What is asked —
Gather each line of the records where "области" appears.

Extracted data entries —
+===+
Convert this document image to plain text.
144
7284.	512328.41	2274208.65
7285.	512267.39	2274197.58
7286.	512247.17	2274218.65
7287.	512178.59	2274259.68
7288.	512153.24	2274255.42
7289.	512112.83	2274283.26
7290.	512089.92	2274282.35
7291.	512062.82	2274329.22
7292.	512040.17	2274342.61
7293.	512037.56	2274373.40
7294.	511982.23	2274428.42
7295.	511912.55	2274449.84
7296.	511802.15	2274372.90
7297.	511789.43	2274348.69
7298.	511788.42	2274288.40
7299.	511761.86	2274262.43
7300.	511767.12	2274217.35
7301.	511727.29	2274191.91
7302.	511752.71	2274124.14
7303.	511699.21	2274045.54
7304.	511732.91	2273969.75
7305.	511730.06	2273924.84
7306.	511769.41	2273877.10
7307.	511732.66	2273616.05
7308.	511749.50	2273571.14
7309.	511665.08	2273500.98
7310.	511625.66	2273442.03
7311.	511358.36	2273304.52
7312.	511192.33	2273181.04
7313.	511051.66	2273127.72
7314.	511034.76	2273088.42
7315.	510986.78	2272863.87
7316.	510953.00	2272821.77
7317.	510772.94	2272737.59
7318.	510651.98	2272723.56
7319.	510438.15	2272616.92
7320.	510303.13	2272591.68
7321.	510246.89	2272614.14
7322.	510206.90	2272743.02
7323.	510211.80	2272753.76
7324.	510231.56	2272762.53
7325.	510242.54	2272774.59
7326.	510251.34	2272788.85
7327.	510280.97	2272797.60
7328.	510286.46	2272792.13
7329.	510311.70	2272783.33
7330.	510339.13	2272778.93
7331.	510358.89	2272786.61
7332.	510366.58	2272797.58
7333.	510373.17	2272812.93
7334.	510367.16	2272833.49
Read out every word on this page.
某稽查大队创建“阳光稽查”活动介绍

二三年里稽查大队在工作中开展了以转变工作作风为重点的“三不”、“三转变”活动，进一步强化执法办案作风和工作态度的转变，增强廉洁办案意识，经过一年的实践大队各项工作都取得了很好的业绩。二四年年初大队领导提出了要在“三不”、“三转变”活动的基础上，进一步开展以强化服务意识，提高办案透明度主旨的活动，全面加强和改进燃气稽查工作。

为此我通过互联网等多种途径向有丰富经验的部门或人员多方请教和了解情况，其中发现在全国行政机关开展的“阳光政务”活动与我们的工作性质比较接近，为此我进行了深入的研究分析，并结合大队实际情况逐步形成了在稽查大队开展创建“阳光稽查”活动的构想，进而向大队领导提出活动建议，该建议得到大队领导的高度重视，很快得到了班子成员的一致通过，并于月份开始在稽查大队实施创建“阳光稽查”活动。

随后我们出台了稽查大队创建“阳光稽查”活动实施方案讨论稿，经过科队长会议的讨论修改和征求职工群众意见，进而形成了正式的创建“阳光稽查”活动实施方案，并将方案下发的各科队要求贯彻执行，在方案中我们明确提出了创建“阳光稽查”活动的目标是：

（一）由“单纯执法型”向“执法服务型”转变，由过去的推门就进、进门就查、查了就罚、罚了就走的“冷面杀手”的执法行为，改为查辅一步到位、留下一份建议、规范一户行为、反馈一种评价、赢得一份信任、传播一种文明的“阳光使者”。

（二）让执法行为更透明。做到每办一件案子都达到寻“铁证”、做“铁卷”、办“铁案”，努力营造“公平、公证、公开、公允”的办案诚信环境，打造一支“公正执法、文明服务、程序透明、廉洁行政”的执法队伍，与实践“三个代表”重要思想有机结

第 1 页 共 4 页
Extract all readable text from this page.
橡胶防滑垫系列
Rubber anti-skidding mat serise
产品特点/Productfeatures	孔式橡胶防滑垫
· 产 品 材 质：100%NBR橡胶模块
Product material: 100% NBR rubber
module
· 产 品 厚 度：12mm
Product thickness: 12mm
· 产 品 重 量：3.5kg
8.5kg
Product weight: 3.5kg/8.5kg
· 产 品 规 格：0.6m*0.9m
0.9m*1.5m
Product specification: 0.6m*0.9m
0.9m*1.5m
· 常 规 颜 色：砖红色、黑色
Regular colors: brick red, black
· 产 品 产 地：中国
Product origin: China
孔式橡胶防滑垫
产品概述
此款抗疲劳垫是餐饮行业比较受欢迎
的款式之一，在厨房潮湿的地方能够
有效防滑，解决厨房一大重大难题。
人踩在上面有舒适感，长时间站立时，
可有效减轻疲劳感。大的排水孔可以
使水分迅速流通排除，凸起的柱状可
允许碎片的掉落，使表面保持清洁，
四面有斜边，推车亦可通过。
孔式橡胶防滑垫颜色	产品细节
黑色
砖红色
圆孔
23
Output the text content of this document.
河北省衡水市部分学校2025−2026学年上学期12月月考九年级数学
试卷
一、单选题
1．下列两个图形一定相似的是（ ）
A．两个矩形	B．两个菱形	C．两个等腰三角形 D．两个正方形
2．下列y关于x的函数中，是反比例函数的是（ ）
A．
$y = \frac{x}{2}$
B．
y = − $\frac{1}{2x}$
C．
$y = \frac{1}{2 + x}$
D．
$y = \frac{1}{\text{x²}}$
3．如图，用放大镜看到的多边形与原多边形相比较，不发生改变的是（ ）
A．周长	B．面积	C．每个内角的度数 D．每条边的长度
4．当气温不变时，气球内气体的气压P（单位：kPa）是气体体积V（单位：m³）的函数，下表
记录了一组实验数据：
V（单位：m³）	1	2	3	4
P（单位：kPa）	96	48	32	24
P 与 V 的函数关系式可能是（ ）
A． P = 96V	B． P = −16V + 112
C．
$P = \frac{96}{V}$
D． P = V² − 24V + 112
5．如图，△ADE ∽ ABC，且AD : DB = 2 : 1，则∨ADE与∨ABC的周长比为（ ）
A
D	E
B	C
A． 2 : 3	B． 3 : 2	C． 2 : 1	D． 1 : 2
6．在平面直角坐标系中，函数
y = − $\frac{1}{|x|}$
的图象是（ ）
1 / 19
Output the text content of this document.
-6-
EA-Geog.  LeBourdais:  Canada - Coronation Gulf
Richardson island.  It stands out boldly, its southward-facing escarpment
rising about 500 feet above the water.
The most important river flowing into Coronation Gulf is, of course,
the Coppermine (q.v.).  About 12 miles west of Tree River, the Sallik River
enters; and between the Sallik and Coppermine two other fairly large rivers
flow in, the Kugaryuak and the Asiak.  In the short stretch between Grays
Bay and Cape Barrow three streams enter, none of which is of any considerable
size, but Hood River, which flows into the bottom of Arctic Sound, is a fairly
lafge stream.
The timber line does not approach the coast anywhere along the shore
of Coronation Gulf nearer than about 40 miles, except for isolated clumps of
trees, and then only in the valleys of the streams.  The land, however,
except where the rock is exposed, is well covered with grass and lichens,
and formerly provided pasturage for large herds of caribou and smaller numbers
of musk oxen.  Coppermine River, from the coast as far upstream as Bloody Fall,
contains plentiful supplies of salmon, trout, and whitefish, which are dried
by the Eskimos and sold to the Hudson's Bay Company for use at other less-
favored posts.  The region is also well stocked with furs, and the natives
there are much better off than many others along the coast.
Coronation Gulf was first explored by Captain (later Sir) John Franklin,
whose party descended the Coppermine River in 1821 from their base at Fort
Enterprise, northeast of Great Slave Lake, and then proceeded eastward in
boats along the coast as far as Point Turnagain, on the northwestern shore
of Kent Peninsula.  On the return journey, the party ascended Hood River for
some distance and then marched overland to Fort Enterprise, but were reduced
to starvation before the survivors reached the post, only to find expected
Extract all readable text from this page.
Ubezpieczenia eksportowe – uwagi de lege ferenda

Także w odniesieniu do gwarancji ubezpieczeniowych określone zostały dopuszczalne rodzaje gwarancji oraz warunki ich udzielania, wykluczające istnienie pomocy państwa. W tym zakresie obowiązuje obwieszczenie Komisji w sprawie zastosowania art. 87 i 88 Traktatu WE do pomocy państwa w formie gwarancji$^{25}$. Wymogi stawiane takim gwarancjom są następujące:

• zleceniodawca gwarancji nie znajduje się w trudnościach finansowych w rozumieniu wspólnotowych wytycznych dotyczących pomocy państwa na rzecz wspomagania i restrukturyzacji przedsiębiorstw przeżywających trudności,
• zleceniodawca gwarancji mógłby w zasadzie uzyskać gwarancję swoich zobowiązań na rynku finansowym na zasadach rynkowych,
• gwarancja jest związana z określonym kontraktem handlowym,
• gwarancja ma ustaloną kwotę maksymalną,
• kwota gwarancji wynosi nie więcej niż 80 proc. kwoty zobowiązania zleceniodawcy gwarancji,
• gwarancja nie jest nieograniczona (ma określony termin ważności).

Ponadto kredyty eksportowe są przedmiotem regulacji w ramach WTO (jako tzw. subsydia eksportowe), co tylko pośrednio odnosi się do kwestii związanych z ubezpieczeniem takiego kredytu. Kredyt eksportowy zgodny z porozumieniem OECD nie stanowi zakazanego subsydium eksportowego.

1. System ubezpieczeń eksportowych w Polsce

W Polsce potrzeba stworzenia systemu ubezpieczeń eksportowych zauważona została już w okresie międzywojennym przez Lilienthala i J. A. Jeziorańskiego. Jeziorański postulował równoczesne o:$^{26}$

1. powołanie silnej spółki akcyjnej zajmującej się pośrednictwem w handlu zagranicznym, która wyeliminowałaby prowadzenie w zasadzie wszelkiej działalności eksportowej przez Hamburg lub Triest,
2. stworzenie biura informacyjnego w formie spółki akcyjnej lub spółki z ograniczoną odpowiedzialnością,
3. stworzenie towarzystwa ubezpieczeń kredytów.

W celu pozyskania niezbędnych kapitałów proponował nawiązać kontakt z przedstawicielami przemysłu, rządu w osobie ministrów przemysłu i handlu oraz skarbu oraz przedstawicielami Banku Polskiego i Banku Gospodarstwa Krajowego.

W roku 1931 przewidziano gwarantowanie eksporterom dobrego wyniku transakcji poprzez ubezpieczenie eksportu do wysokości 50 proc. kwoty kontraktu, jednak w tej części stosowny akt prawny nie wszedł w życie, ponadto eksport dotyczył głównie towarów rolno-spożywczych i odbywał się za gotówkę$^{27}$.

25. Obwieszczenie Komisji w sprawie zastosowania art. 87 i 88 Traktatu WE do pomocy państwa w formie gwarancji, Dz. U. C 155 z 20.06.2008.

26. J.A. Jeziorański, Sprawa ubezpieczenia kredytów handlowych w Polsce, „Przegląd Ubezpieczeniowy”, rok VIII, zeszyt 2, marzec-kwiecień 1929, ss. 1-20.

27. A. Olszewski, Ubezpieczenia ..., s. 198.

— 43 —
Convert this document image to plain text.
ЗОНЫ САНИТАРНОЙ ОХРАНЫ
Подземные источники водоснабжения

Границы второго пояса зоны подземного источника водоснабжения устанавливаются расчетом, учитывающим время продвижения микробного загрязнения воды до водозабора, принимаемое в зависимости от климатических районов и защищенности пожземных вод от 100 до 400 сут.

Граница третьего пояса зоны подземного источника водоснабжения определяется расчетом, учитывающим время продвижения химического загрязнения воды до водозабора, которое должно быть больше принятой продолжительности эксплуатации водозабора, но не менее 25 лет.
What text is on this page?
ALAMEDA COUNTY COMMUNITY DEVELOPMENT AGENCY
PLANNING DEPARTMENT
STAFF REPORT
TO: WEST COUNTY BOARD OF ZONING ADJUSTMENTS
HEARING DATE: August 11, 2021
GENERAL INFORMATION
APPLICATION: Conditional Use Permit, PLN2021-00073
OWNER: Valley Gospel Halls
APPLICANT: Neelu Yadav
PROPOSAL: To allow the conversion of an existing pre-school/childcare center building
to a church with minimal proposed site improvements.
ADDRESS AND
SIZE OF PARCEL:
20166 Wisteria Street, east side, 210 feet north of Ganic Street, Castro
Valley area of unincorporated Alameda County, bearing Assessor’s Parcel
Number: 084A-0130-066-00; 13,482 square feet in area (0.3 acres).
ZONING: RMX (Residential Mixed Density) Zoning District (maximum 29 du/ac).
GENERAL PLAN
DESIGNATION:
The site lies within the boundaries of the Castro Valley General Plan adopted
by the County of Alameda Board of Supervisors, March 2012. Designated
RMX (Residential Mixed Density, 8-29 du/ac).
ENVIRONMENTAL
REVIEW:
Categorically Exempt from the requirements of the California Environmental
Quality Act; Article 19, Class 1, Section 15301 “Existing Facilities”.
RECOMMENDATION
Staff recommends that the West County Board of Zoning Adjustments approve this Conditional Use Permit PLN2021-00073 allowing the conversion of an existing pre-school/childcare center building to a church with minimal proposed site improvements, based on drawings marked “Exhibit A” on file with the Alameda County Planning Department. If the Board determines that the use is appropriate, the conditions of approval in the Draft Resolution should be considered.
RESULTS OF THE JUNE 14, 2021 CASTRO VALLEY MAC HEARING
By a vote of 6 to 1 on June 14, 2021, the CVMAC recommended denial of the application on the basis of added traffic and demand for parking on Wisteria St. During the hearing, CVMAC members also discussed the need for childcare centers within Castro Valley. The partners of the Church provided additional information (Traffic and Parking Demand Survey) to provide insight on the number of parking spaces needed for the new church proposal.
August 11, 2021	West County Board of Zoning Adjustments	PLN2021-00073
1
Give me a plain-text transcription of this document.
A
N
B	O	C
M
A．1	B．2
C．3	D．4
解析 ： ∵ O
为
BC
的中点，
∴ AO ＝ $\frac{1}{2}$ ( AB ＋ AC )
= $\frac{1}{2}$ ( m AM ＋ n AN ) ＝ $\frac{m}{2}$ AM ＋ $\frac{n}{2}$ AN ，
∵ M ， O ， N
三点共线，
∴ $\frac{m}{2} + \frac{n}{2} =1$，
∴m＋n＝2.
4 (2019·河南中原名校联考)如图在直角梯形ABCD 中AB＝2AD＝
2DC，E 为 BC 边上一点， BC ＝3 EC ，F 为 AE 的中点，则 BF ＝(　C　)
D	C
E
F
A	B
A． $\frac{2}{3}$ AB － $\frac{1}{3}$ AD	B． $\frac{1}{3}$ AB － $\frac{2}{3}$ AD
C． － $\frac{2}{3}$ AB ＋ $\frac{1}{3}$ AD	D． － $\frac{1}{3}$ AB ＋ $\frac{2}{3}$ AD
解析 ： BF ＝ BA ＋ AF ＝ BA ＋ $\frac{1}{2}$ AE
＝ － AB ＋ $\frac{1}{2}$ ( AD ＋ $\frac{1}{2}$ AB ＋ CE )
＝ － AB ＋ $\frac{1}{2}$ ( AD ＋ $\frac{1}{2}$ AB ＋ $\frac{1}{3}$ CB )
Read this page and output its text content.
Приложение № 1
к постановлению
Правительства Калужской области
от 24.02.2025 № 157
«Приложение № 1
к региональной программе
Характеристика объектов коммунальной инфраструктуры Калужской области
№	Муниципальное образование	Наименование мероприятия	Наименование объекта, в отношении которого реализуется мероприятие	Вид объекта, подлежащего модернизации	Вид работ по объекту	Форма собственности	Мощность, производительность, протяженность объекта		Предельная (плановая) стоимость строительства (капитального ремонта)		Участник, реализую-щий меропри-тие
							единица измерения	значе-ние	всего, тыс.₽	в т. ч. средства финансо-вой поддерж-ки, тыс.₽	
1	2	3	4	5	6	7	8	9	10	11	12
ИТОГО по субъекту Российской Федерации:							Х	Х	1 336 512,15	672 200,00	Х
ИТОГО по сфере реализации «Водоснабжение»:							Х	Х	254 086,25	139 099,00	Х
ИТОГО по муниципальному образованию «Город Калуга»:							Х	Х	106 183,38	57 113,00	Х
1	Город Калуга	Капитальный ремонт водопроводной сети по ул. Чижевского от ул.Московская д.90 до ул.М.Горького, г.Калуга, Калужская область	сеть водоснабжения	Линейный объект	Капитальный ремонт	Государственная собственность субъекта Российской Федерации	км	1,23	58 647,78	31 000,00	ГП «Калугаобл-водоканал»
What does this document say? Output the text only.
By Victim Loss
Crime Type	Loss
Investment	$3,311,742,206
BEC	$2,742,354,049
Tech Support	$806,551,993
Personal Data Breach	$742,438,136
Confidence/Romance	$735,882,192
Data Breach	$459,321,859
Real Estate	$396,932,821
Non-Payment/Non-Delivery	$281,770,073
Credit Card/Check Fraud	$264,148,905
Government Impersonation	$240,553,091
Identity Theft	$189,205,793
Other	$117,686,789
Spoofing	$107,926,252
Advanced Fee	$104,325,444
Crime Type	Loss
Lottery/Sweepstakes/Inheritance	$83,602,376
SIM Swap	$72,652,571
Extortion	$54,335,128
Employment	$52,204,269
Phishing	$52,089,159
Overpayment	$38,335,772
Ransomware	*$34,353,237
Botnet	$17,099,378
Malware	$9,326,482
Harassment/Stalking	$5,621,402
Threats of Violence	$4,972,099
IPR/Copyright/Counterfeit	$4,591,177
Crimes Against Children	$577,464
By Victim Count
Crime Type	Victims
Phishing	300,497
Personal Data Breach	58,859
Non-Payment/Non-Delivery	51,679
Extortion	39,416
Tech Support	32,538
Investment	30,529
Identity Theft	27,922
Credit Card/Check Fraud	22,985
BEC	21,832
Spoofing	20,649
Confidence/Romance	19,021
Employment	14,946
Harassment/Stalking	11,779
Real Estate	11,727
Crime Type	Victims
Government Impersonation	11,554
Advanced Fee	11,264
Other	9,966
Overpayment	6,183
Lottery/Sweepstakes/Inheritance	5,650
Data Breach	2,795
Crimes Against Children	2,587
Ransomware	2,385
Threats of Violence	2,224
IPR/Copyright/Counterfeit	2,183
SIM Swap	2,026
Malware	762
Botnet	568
+===+
Solution for this task —
Правительства Калужской области
Характеристика объектов коммунальной инфраструктуры Калужской области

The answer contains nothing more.